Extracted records
Start

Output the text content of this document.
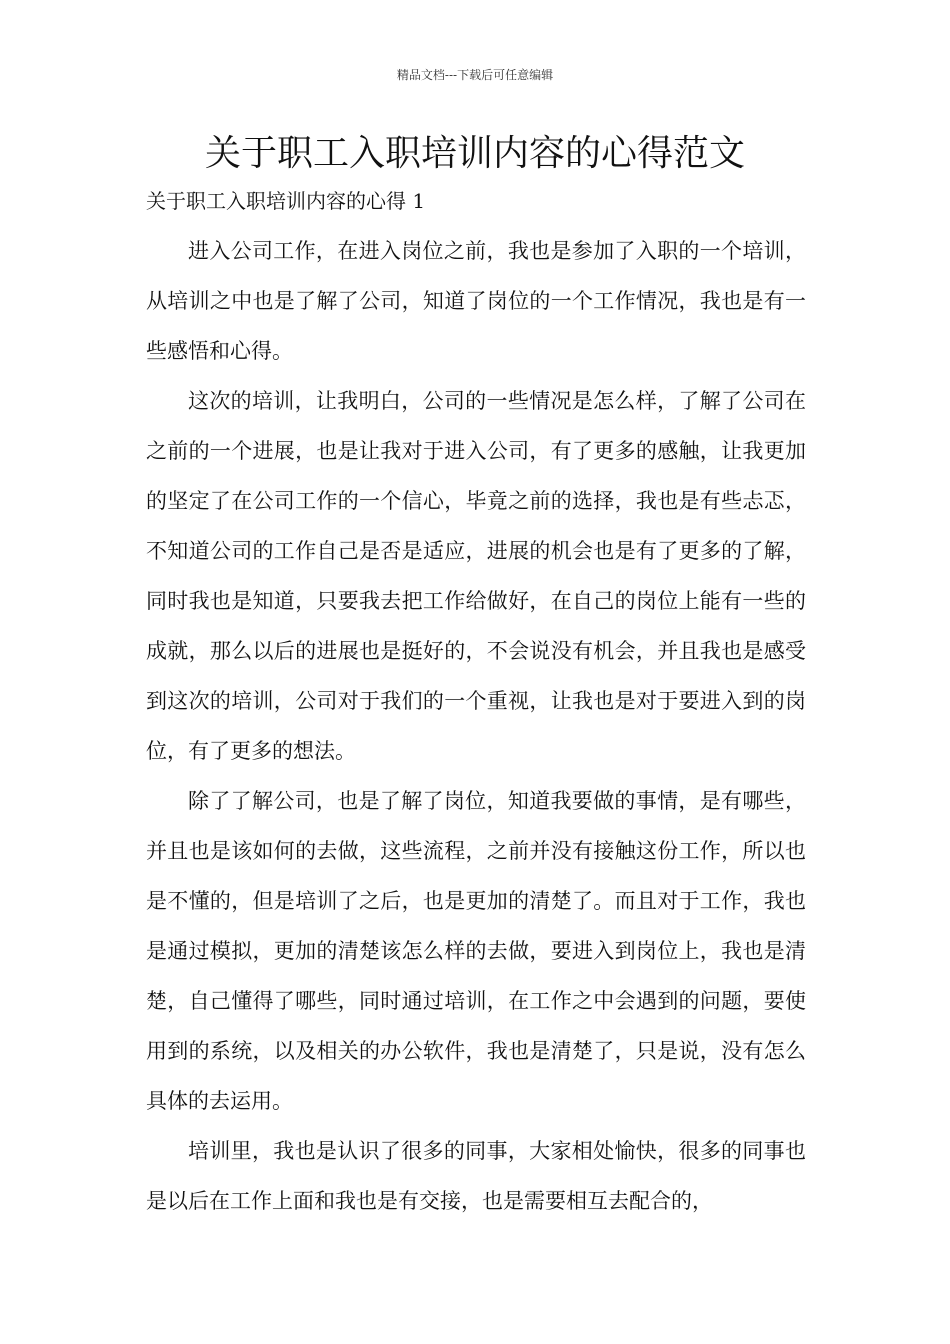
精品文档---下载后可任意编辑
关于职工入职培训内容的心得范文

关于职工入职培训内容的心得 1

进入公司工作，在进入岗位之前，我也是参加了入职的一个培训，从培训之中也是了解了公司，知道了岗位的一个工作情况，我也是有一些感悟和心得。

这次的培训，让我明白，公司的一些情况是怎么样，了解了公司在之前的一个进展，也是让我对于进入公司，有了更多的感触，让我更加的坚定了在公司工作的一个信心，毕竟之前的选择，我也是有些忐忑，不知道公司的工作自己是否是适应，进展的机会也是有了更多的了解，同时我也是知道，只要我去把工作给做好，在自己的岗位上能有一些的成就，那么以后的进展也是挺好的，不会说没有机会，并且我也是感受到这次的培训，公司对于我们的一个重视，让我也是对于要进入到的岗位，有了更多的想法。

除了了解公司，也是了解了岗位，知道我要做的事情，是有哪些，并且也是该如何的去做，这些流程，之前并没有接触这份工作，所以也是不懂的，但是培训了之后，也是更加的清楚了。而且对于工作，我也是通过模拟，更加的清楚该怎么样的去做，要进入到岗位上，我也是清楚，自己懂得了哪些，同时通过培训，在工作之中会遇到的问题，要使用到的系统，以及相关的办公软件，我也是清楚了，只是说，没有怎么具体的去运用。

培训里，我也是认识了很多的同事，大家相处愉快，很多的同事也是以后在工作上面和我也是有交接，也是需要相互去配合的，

End
Start

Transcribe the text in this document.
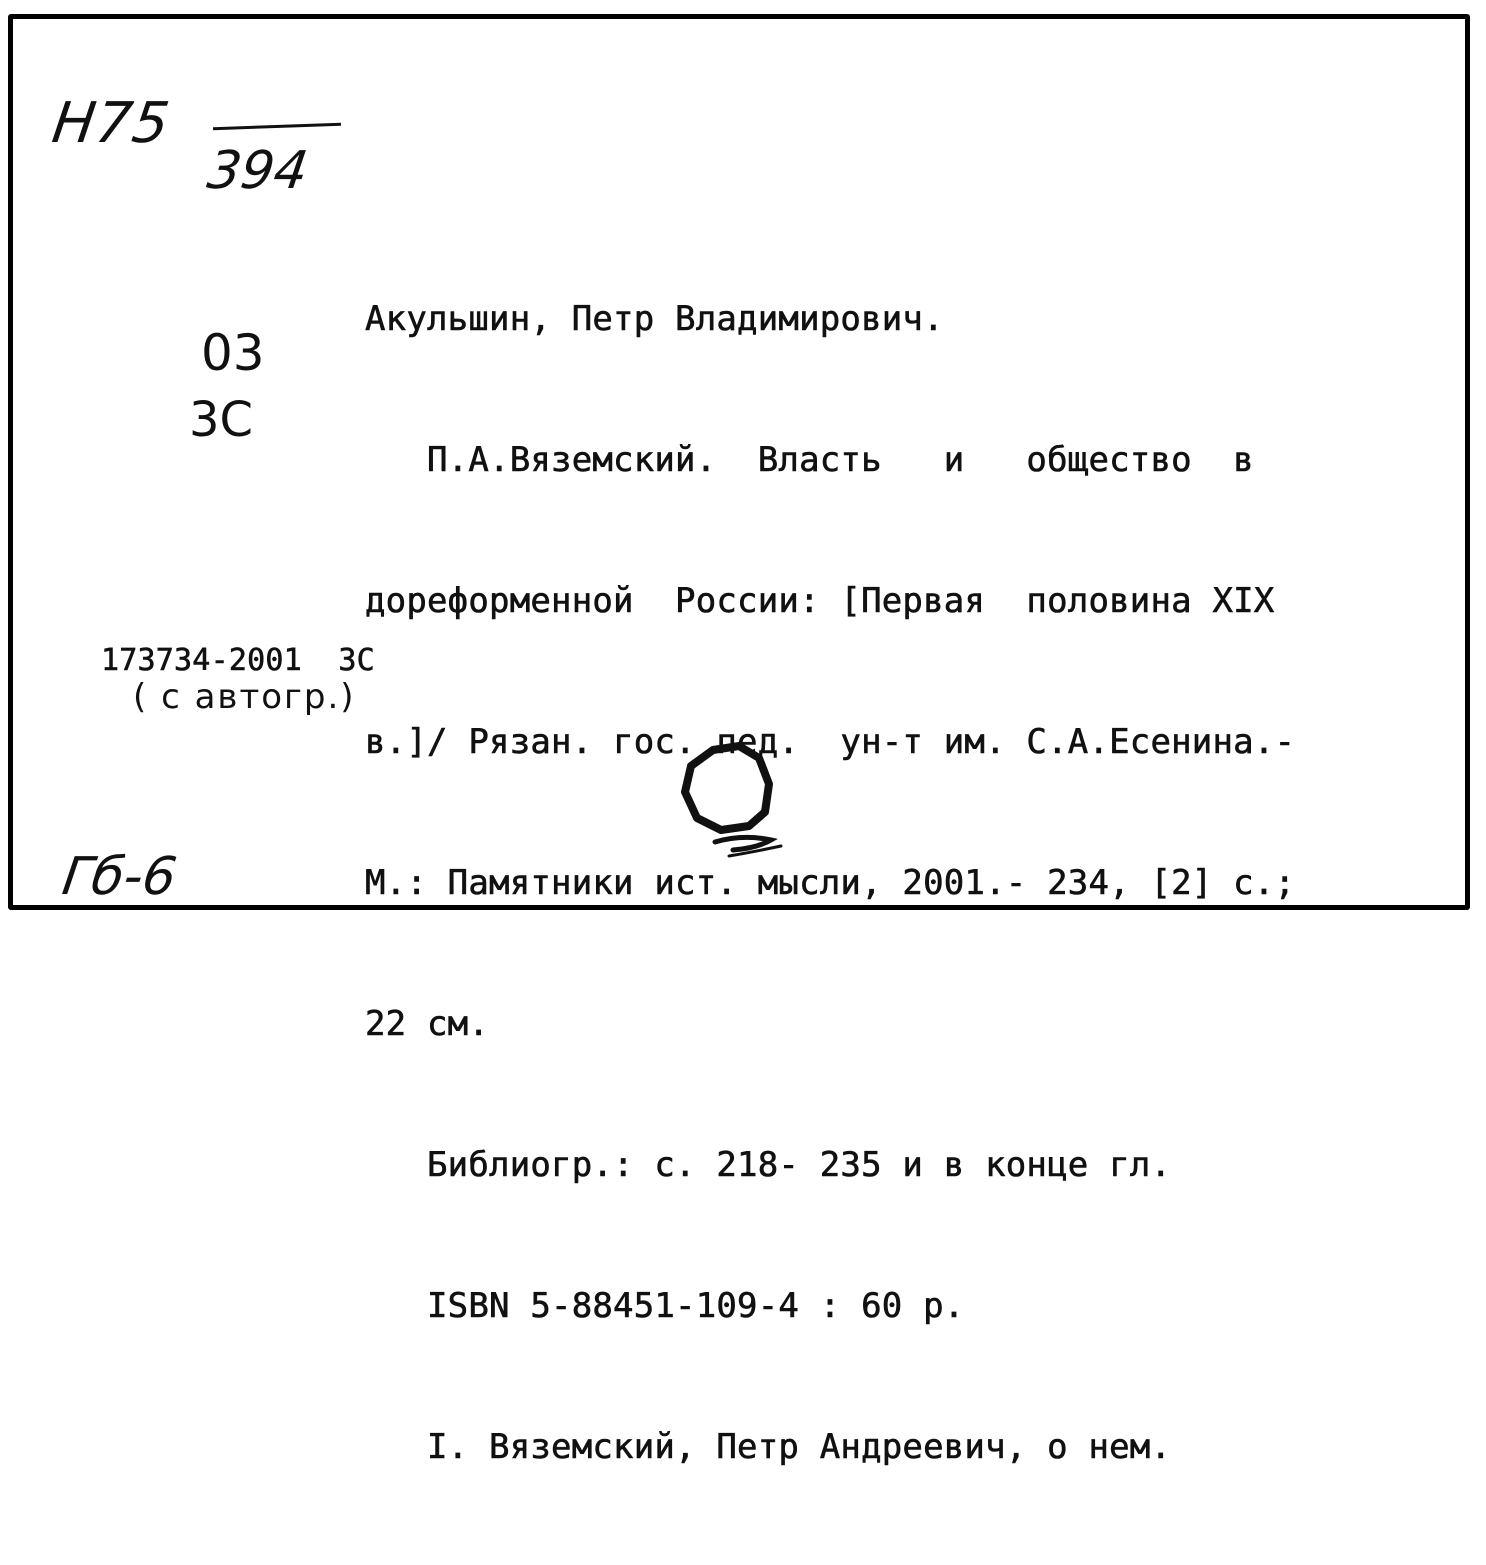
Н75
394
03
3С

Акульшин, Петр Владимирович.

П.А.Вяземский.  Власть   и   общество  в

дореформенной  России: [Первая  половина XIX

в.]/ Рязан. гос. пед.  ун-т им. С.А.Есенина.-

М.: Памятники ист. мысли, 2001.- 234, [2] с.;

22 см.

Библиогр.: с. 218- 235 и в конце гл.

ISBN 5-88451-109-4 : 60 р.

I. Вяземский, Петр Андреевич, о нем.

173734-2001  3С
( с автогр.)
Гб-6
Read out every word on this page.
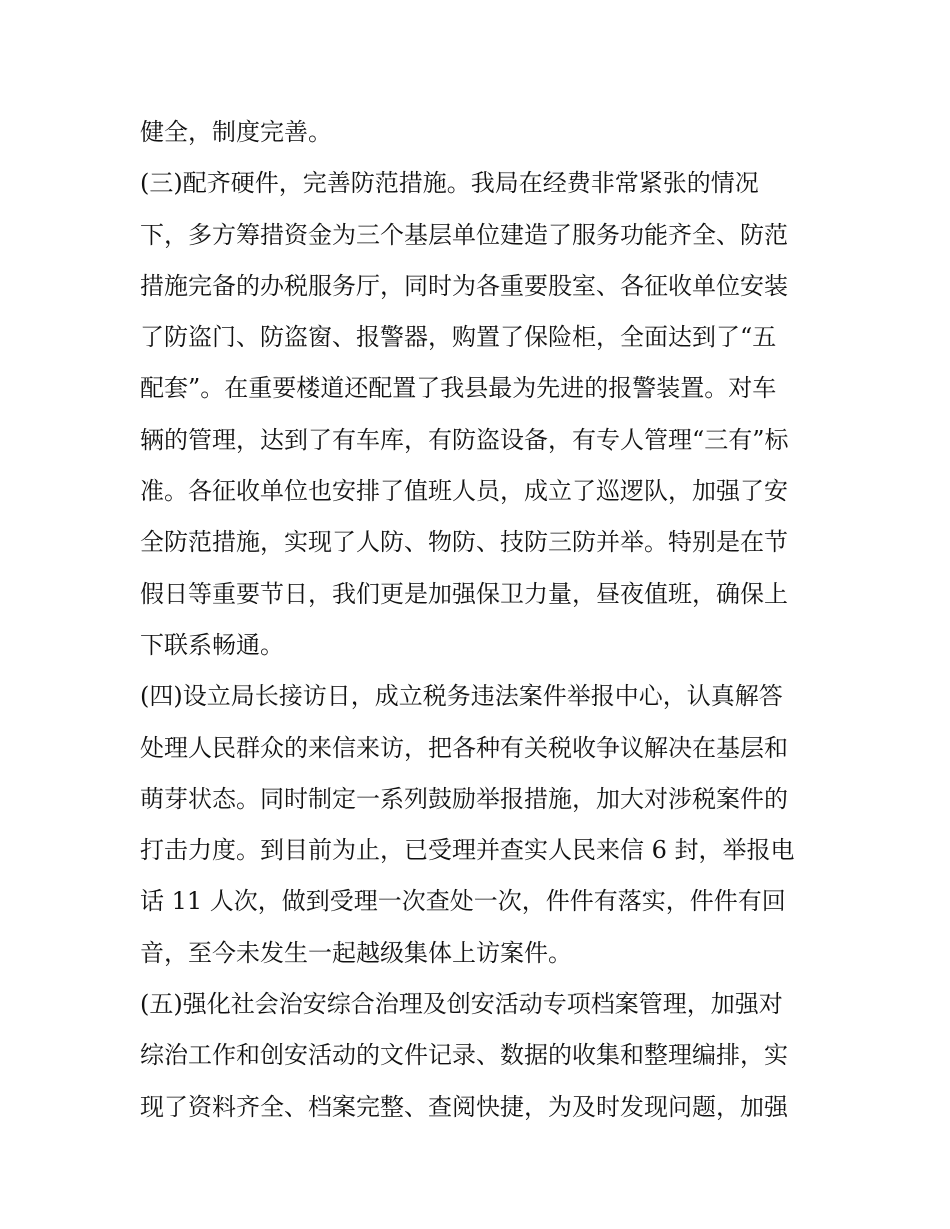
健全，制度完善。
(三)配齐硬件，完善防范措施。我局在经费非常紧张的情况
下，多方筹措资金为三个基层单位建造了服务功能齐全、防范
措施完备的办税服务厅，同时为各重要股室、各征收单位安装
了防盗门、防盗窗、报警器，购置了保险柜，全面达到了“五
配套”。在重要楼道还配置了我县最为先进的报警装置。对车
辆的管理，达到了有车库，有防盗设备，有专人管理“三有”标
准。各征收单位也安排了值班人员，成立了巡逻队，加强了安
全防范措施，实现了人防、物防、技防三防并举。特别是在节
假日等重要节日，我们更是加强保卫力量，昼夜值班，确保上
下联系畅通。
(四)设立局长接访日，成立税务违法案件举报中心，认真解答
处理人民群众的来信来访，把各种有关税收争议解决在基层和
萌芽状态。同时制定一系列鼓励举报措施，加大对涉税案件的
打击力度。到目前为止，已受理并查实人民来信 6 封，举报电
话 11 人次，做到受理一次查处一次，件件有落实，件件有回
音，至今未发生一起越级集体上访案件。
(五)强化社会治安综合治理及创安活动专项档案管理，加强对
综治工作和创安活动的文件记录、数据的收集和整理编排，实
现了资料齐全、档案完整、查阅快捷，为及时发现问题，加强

End

• WHAT IS NEEDED
From the material, report only how many lines include the word "this".

• EXPECTED OUTPUT
3